*DATASET ROWS*:
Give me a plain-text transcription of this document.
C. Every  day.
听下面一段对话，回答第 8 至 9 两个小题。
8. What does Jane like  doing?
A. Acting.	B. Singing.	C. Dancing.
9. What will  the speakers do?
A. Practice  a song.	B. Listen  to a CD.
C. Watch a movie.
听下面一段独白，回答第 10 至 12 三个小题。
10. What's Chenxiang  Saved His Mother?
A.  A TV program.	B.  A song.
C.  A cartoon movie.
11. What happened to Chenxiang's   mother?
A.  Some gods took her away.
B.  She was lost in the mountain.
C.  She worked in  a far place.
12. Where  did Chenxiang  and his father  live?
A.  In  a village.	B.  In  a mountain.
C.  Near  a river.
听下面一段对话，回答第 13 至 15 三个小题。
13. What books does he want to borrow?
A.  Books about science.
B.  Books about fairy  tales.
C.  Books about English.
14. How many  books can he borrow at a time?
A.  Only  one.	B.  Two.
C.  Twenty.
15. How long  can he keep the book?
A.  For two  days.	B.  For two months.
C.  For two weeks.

*WHAT YOU SHOULD DO*:
Write every record out again, unaltered.

*RESPONSE*:
Give me a plain-text transcription of this document.
C. Every  day.
听下面一段对话，回答第 8 至 9 两个小题。
8. What does Jane like  doing?
A. Acting.	B. Singing.	C. Dancing.
9. What will  the speakers do?
A. Practice  a song.	B. Listen  to a CD.
C. Watch a movie.
听下面一段独白，回答第 10 至 12 三个小题。
10. What's Chenxiang  Saved His Mother?
A.  A TV program.	B.  A song.
C.  A cartoon movie.
11. What happened to Chenxiang's   mother?
A.  Some gods took her away.
B.  She was lost in the mountain.
C.  She worked in  a far place.
12. Where  did Chenxiang  and his father  live?
A.  In  a village.	B.  In  a mountain.
C.  Near  a river.
听下面一段对话，回答第 13 至 15 三个小题。
13. What books does he want to borrow?
A.  Books about science.
B.  Books about fairy  tales.
C.  Books about English.
14. How many  books can he borrow at a time?
A.  Only  one.	B.  Two.
C.  Twenty.
15. How long  can he keep the book?
A.  For two  days.	B.  For two months.
C.  For two weeks.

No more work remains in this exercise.